Source text:
You’ve built a plan, now what?
When building a strategic business plan you will inevitably come up against some challenges. There are two common challenges you are likely to face in the planning stage:
- You haven’t considered all the threats to your plan – you have a bias towards action, instead of stopping to make sure you aren’t missing a threat that could derail your plan.
- You are stuck in analysis paralysis – you look over the plan so many times that you delay execution of the plan.
During this episode, hear how the Red Team is the solution to these challenges and how it can help you effectively build mission plans that are ready to execute today.
[Below is a transcript of the episode.]
Joel Neeb: You’ve built your plan, you’re proud because you’ve led your team through a planning process, but is your plan really ready for prime time? Are you ready to go execute it? How do you ensure that your plan is ready and that you haven’t missed something? How do you quickly leverage the wisdom of the rest of the crowd to get the other team members to weigh in? And how do you vet your ideas, your proposals, your projects with the best subject matter experts? Well, in our world that answer was the red team. In today’s episode, we’re gonna talk about how to use the red team to effectively build plans that are ready to be executed right now.
Challenges When Planning
JN: Alright, so you got your team together. You got all the stakeholders in the room and you used our process, used the six steps to mission planning. And you’re excited because you have a plan in hand, but now you’re asking yourself, “Is this plan ready to be executed?” And if you’re like most groups you’re probably running into one of two problems that we typically see. At this stage when they’re putting the plan together, the group either hasn’t considered enough of the threats, meaning they haven’t looked at all of the things that have gone wrong. They’re sitting so close to the problem, so close to the plan that they don’t see the forest for the trees. And there are some glaring omissions that if anybody else were to put eyes on this plan they’d be able to help them out and give them, but because we have this bias towards action, and we’re rushing to build this plan, and we were supposed to have it out there yesterday, we’ve built this plan and it’s not quite ready to execute. That’s challenge number one that we see during the planning process.

Information shown:
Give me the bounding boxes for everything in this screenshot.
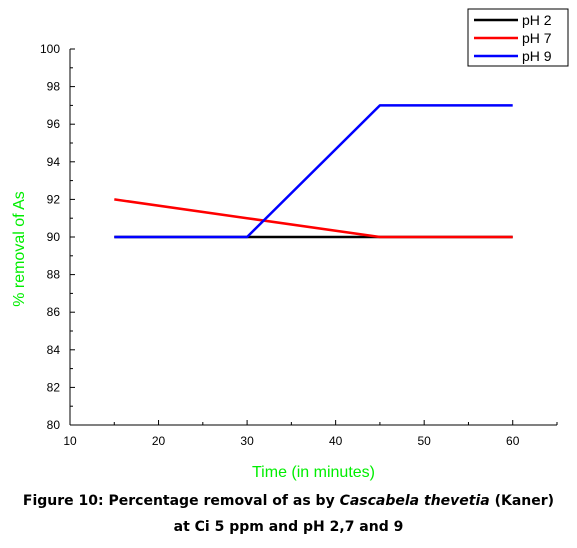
caption-suffix: (Kaner): [489, 493, 555, 509]
series-line-ph-9: [114, 104, 513, 239]
x-tick-label: 30: [240, 434, 254, 448]
legend-label: pH 2: [522, 12, 552, 28]
y-tick-label: 94: [47, 155, 61, 169]
series-line-ph-7: [114, 198, 513, 239]
y-axis-label: % removal of As: [11, 191, 28, 307]
y-tick-label: 86: [47, 305, 61, 319]
figure-caption: Figure 10: Percentage removal of as by C…: [0, 488, 577, 540]
y-tick-label: 100: [40, 42, 60, 56]
y-tick-label: 80: [47, 418, 61, 432]
legend-label: pH 9: [522, 48, 552, 64]
caption-line-2: at Ci 5 ppm and pH 2,7 and 9: [173, 519, 404, 535]
x-tick-label: 10: [63, 434, 77, 448]
legend: pH 2 pH 7 pH 9: [467, 8, 569, 67]
y-tick-label: 88: [47, 268, 61, 282]
x-tick-label: 20: [152, 434, 166, 448]
axes: 80 82 84 86 88 90 92 94 96 98 100 10 20 30 40 50 60: [40, 42, 558, 448]
caption-line-1: Figure 10: Percentage removal of as by C…: [0, 488, 577, 514]
x-tick-label: 40: [329, 434, 343, 448]
legend-label: pH 7: [522, 30, 552, 46]
y-tick-label: 96: [47, 117, 61, 131]
caption-species-name: Cascabela thevetia: [339, 493, 490, 509]
y-tick-label: 84: [47, 343, 61, 357]
y-tick-label: 98: [47, 80, 61, 94]
y-tick-label: 90: [47, 230, 61, 244]
x-axis-label: Time (in minutes): [252, 464, 375, 481]
series-lines: [114, 104, 513, 239]
y-tick-label: 92: [47, 192, 61, 206]
line-chart: 80 82 84 86 88 90 92 94 96 98 100 10 20 30 40 50 60 pH 2…: [11, 8, 569, 481]
x-tick-label: 50: [418, 434, 432, 448]
x-tick-label: 60: [506, 434, 520, 448]
y-tick-label: 82: [47, 380, 61, 394]
caption-prefix: Figure 10: Percentage removal of as by: [22, 493, 340, 509]
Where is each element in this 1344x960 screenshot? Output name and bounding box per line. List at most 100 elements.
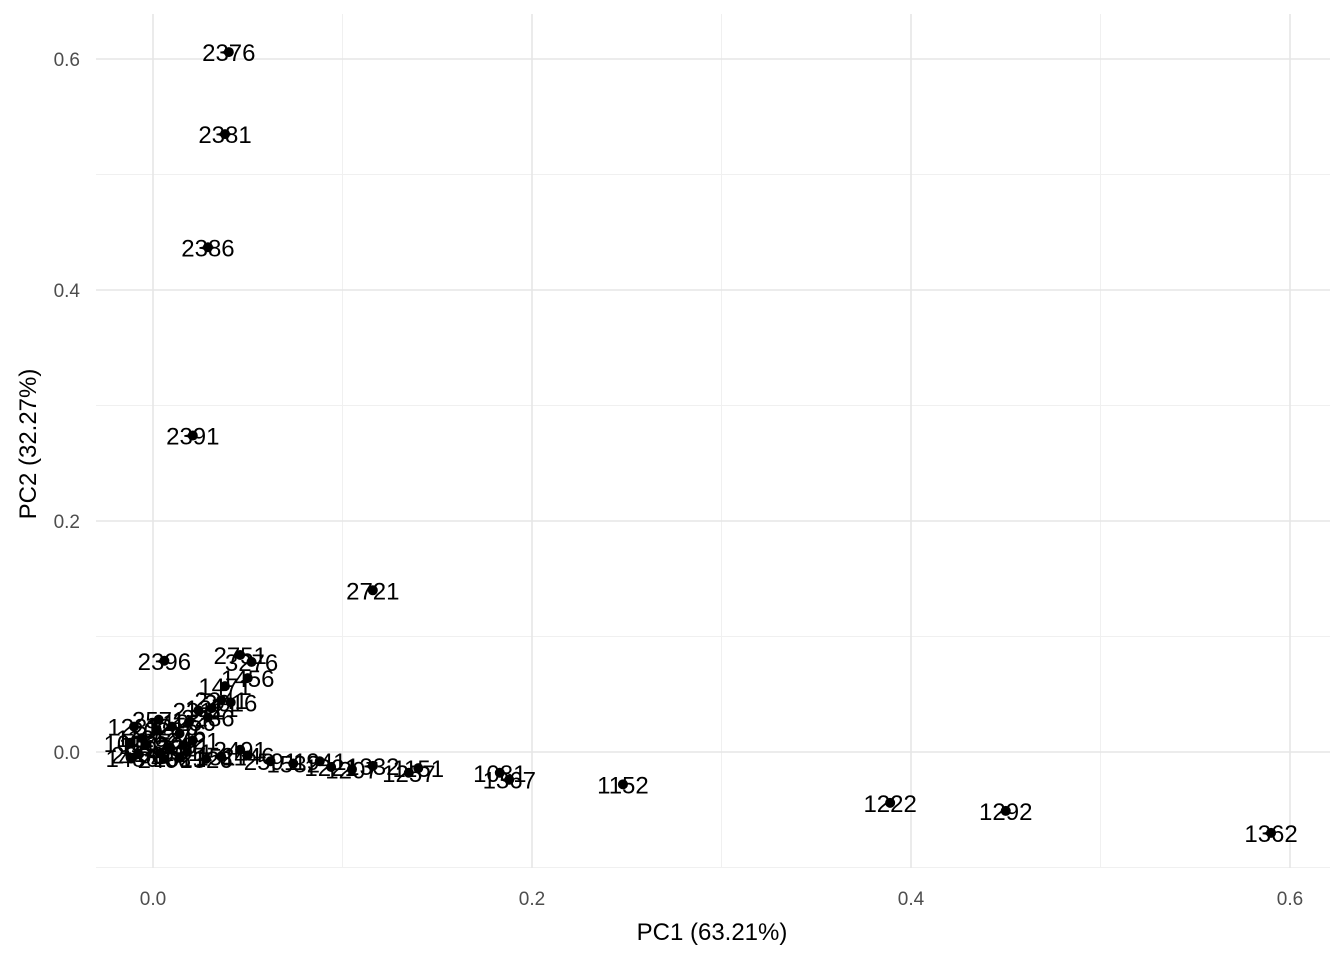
scatter-point bbox=[314, 756, 325, 767]
point-label: 2011 bbox=[161, 740, 213, 767]
point-label: 2396 bbox=[138, 649, 191, 676]
y-axis-title: PC2 (32.27%) bbox=[15, 369, 42, 520]
scatter-point bbox=[346, 764, 357, 775]
point-label: 1532 bbox=[267, 752, 320, 779]
point-label: 1221 bbox=[185, 696, 238, 723]
scatter-point bbox=[182, 747, 193, 757]
point-label: 1441 bbox=[119, 733, 172, 760]
scatter-point bbox=[166, 721, 177, 732]
point-label: 2391 bbox=[166, 424, 219, 451]
scatter-point bbox=[242, 750, 253, 761]
point-label: 1256 bbox=[162, 710, 215, 737]
scatter-point bbox=[153, 714, 164, 725]
point-label: 2591 bbox=[244, 749, 297, 776]
point-label: 1016 bbox=[104, 731, 157, 758]
scatter-point bbox=[174, 752, 185, 763]
point-label: 1367 bbox=[483, 768, 536, 795]
point-label: 1362 bbox=[1244, 821, 1297, 848]
scatter-point bbox=[187, 735, 198, 746]
scatter-point bbox=[1266, 827, 1277, 838]
point-label: 1511 bbox=[195, 745, 247, 772]
point-label: 1021 bbox=[153, 746, 206, 773]
scatter-point bbox=[140, 740, 151, 751]
point-label: 1292 bbox=[979, 799, 1032, 826]
point-label: 1231 bbox=[107, 715, 160, 742]
point-label: 2311 bbox=[173, 698, 225, 725]
scatter-point bbox=[242, 673, 253, 684]
scatter-point bbox=[235, 744, 246, 755]
point-label: 3276 bbox=[225, 650, 278, 677]
point-label: 1332 bbox=[346, 754, 399, 781]
scatter-point bbox=[151, 725, 162, 736]
point-label: 2026 bbox=[130, 718, 183, 745]
point-label: 2236 bbox=[181, 705, 234, 732]
y-tick-label: 0.6 bbox=[54, 50, 80, 71]
scatter-point bbox=[127, 752, 138, 763]
point-label: 1471 bbox=[198, 674, 251, 701]
point-label: 1222 bbox=[863, 791, 916, 818]
point-label: 2491 bbox=[213, 738, 266, 765]
scatter-point bbox=[201, 753, 212, 764]
scatter-point bbox=[1000, 805, 1011, 816]
scatter-point bbox=[617, 779, 628, 790]
point-label: 1207 bbox=[325, 757, 378, 784]
scatter-point bbox=[159, 753, 170, 764]
scatter-point bbox=[206, 703, 217, 714]
scatter-point bbox=[235, 649, 246, 660]
data-points bbox=[125, 47, 1277, 838]
point-label: 1456 bbox=[221, 666, 274, 693]
x-tick-label: 0.0 bbox=[140, 889, 166, 910]
point-label: 1257 bbox=[382, 761, 435, 788]
point-label: 1276 bbox=[153, 722, 206, 749]
y-tick-label: 0.4 bbox=[54, 281, 81, 302]
scatter-point bbox=[159, 655, 170, 666]
point-label: 1216 bbox=[145, 715, 198, 742]
scatter-point bbox=[225, 697, 236, 708]
point-label: 2016 bbox=[204, 690, 257, 717]
point-label: 2751 bbox=[213, 643, 266, 670]
point-label: 1221 bbox=[304, 755, 357, 782]
scatter-point bbox=[246, 656, 257, 667]
grid-layer bbox=[96, 14, 1330, 868]
point-label: 2571 bbox=[132, 708, 185, 735]
scatter-point bbox=[129, 721, 140, 732]
scatter-point bbox=[216, 695, 227, 706]
scatter-point bbox=[220, 129, 231, 140]
point-label: 2421 bbox=[166, 728, 219, 755]
point-label: 1486 bbox=[105, 746, 158, 773]
point-label: 1281 bbox=[143, 735, 196, 762]
scatter-point bbox=[187, 430, 198, 441]
point-label: 2466 bbox=[138, 747, 191, 774]
point-label: 1081 bbox=[473, 761, 526, 788]
y-tick-label: 0.0 bbox=[54, 743, 80, 764]
scatter-point bbox=[885, 797, 896, 808]
point-label: 2341 bbox=[195, 688, 248, 715]
scatter-point bbox=[202, 712, 213, 723]
scatter-point bbox=[223, 47, 234, 58]
point-label: 1151 bbox=[392, 756, 444, 783]
x-tick-label: 0.6 bbox=[1277, 889, 1303, 910]
point-label: 1126 bbox=[116, 726, 168, 753]
point-label: 2446 bbox=[221, 743, 274, 770]
point-label: 2251 bbox=[157, 733, 210, 760]
scatter-point bbox=[504, 774, 515, 785]
scatter-point bbox=[202, 242, 213, 253]
scatter-point bbox=[494, 767, 505, 778]
scatter-point bbox=[288, 758, 299, 769]
scatter-point bbox=[413, 763, 424, 774]
scatter-point bbox=[367, 760, 378, 771]
scatter-point bbox=[216, 751, 227, 762]
point-label: 1326 bbox=[179, 747, 232, 774]
point-label: 2721 bbox=[346, 578, 399, 605]
y-tick-label: 0.2 bbox=[54, 512, 80, 533]
scatter-point bbox=[265, 756, 276, 767]
point-label: 1461 bbox=[134, 741, 187, 768]
x-axis-title: PC1 (63.21%) bbox=[637, 919, 788, 946]
scatter-point bbox=[220, 681, 231, 692]
scatter-point bbox=[165, 742, 176, 753]
point-label: 2376 bbox=[202, 40, 255, 67]
scatter-point bbox=[326, 762, 337, 773]
scatter-point bbox=[193, 705, 204, 716]
x-tick-label: 0.4 bbox=[898, 889, 925, 910]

Set exercise A:
Answer these questions from the red team planning text, one line each:
(i) What term does the text use for looking over a plan so many times that execution is delayed?
(ii) How many steps are in the mission planning process that Joel Neeb mentions?
(iii) What does Joel Neeb say the answer was "in our world"?
Set exercise B:
Say whether each statement agrees with the red team planning text. Answer yes or no and quote the deciding words.
(i) The text names three common challenges in the planning stage.
(ii) Joel Neeb says some groups are so close to the plan that they cannot see the forest for the trees.
(iii) Joel Neeb says groups rush because the plan is due next week.

Exercise result A:
(i) Analysis paralysis.
(ii) Six.
(iii) The red team.

Exercise result B:
(i) No: "There are two common challenges you are likely to face in the planning stage"
(ii) Yes: "They’re sitting so close to the problem, so close to the plan that they don’t see the forest for the trees."
(iii) No: "we were supposed to have it out there yesterday"